* **SET PROBLEM**: Lines containing the word "marker" are the ones to copy from the records below.

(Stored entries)

%%

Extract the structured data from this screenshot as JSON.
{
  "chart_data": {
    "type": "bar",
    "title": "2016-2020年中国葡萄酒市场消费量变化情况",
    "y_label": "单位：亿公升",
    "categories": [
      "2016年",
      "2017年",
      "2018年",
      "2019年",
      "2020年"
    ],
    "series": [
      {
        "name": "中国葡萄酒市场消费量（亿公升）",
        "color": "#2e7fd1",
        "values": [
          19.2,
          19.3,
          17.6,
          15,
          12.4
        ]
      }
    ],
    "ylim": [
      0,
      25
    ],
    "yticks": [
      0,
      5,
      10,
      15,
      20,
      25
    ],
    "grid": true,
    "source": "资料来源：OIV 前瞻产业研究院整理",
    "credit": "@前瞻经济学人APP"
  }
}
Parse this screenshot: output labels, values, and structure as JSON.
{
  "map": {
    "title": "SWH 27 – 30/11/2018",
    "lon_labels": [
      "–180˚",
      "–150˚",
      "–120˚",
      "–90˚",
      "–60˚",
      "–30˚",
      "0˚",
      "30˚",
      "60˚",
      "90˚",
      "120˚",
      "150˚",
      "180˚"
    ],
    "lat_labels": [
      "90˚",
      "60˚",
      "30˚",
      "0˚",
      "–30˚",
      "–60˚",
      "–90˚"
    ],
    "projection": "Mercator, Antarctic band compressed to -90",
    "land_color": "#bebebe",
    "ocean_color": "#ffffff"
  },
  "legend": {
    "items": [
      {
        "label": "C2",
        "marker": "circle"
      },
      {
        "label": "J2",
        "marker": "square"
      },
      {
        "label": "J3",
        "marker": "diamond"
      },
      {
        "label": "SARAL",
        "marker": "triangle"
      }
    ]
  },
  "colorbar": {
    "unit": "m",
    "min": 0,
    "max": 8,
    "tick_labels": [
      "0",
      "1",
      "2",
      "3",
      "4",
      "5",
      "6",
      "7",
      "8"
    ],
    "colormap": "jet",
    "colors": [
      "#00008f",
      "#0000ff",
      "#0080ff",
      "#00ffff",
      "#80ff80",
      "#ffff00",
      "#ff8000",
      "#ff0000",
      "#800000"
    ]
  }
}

%%

* **TASK RESPONSE**:
        "marker": "circle"
        "marker": "square"
        "marker": "diamond"
        "marker": "triangle"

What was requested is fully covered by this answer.